**Excerpted text:**
★ ★ ★ ★ ★

Below is a movie (3.3MB) that shows the spectrum when ramping the current up and down again; the increased noise and instabilities are easy to discern. Note the acoustical feedback at certain points, it arises due to the laser acting a a microphone:
Finally I made an effort to try a very short resonator, with the hope that the broad mode spacing would facilitate single mode operation. Alas, in effect I found that at higher currents there is an increased tendency to run extra side modes. Using a very low fl/high NA, high efficiency lens from Swisslas, and a special mount, I managed to get down to a resonator length of about 1cm. The scan looks as follows:
So again we see a transition zone above which the laser tends to run run multimode, though pretty stable without great mode chaos, ie., without much noise.Which is bad if one likes to run the laser with only monitoring the noise. The power around 200mA is about 60mW.
Feedback with thin plate
Following a suggestion by Ahmet to make use of an etalon effect of a very thin plate, I also tried a microscope slide cover glass plate of perhaps 0.15mm thickness. However the problem was to achieve sufficient flatness over the large beam diameter, and the output was predominantly multimode. Perhaps with a proper mounting technique things can be improved (I just glued it over a 5mm hole).
Feedback with "wrongly coated" lens
From the above results I got the idea that even a collimator lens with no coating, or a coating for red, could provide enough feedback for stabilizing the laser. So I put in a collimator with the lens G-650-1, which is coated for red and even has a distrinctively strong blue hue when looked upon. And indeed we see single mode regions beyond 260mA (checks for higher currents are underway):
(the pronounced horizontal band is due to a disturbation).
We see that plenty of single mode regions persist, which are widely separated due to the short resonator (perhaps 5mm). Moreover we see that there is, unfortunately, little correlation between multi-mode operation and noise in the light output (that's why I have not placed the plots on top of each other). The phenomenon of strong noise beyond 240mA persists here as well, I need to find out whether it is detrimental for holography or not; so far I couldn't discern any particuliarity in the spectrum apart from weak side modes. There might be a low-intensity noise floor or something like that.
Note also that the power loss was like 50% with this collimator, so alltogether the G-650-1 is not a good option.
Feedback with AR coated plate
I also tried a 1mm thick plate, AR coated on both sides, of which I estimate the reflection at 445nm to be at around 2%. The resonator length was about 2cm and the Swisslas collimator was used. Surprisingly I could get the threshold down to 148mA at 17.5C, which indicates a much stronger feedback than expected; perhaps the optical quality (flatness?) is better than of the other plates. I also used a much more stable and better adjustable mount, namely a MFM-50 flexure mount of Newport, which can be attached right to the diode mount for maximum rigidity and short resonator length. I found the whole setup quite promising, a test build looks like this:
The scan looked in line with expectations, ie stable single mode operation until ca 250mA or around 70mW; and beyond an increased tendency for instabilities and multimode operartion with isolated but unstable single mode spots up to 200mW and more:
Feedback with etalon
I have a bunch of quartz etalons for argon lasers around, they are approx. 1cm thick and their faces are extremely parallel; they are coated with a bluish tint and I estimate a few percent reflectivity on each face. I placed one close to the diode, with perhaps 2cm distance beween the closest face and the diode. The feedback was very strong, actually I found to most extreme reduction of threshold current I ever have seen, namely from 198mA to 93mA! Indeed the etalon acts as a strong reflector at certain wavelengths, and clearly lasing will primarily occur at those. The net result was disappointing: stable single mode operation was possible to 15-20mW only, above that there were always severel modes, not chaotic but isolated ones. This seems to be typical for too strong feedback.

★ ★ ★ ★ ★

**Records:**
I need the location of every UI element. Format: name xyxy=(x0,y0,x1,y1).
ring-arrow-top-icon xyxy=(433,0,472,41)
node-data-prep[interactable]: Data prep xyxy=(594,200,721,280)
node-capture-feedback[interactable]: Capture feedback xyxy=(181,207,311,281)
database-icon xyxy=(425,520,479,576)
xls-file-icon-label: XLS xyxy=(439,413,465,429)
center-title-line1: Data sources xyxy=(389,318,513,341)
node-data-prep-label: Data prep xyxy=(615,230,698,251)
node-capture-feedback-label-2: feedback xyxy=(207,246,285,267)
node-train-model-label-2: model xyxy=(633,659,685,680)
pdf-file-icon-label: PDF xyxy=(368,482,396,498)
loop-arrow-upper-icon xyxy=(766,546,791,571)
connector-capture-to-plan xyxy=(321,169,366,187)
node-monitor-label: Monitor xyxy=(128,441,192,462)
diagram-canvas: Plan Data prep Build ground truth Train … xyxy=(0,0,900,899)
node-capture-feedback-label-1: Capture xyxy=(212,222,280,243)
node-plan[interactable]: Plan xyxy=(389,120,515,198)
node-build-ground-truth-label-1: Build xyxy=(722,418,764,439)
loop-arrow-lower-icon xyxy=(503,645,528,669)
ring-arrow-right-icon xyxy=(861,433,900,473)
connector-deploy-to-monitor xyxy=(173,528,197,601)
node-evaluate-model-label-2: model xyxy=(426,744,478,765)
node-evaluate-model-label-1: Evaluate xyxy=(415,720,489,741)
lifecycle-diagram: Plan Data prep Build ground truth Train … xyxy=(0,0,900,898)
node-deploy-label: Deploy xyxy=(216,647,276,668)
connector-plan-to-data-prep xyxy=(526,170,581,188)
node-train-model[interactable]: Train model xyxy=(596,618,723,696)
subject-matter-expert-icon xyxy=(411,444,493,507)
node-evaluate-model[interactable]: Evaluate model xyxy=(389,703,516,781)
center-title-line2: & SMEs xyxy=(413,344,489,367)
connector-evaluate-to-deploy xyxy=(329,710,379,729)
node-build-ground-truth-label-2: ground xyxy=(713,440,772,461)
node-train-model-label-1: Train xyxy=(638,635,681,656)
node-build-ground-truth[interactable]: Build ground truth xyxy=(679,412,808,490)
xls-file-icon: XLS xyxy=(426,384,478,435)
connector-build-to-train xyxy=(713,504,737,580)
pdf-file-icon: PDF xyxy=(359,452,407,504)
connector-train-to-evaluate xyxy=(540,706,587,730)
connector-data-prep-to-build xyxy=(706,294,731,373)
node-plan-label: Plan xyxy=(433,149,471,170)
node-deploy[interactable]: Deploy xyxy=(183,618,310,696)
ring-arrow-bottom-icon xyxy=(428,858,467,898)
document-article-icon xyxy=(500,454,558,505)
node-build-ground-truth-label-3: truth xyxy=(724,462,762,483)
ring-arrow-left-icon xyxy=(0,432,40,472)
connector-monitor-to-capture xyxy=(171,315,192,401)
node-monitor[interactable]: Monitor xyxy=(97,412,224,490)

★ ★ ★ ★ ★

**Exercise instructions:**
a – In the text on laser diode feedback experiments, to what value did the threshold current drop when the quartz etalon was placed near the diode?
b – Continue the text on laser diode feedback experiments from its last sentence.

**Exercise responses:**
a – It dropped from 198mA to 93mA.

b –
Feedback with extra slit
So far I found that little feedback stabilizes the diode well only at low currents, while at higher currents chaotic multimode operation occurs, similar to no feedback at all. Stronger feedback pushes the chaotic regime up, but then there nevertheless remains a tendency for having several isolated modes at elevated currents. When tuning through those modes, by changing the current and also simultaneously spectrally analyzing the spacial components of the beam, it appears that many of those extra modes have different spatial patterns, so correspond to different supermodes. So I got the idea to suppress those modes by having strong feedback through a thin slit, which would hopefully favor certain transverse modes and suppress other modes that would otherwise be supported.
And indeed, first tests were promising, I used a slit with approx size 5mm x 0.2mm near the collimator in a grating ECDL, and immediately found a very clean spectrum! The threshold current was increased from 121mA without slit to 128mA with slit. As expected, the power is reduced and I obtained around 95mW at 350mA, however quite stable so. I didn't tune up higher since a lot of power gets absorbed by the slit and I wanted to avoid damage. The spacial far-field pattern was much better than before, so the transverse modes were drastically reduced. Essentially only the middle horizontal lobe gets amplified and spreads out, so the familar stripe pattern gets suppressed; that is certainly more than welcome! However, several vertical stripes occur, it looks as if they'd come from the slit because they move with it. Perhaps they arise from irregularities of the slit, and could be ameliorated by using a precision slit.
Here a pic of the preliminary setup, The slit is glued onto an aluminum slab that is press-mounted against the diode mount:
When scanning through the current, the mode jumps are very small, unlike for the other setups tested so far. This means that now indeed the longitudinal modes of the extended cavity are predominant and not any more the transversal modes of the diode!
So this seems to be a promising route to go, obviously much more fiddling is needed in order to see how far this can be pushed, as there are now two more degrees of freedom to play with: slit thickness and axial location within the resonator. First of all I need to find a good way to mount the slit in a stable but adjustable manner. Stay tuned.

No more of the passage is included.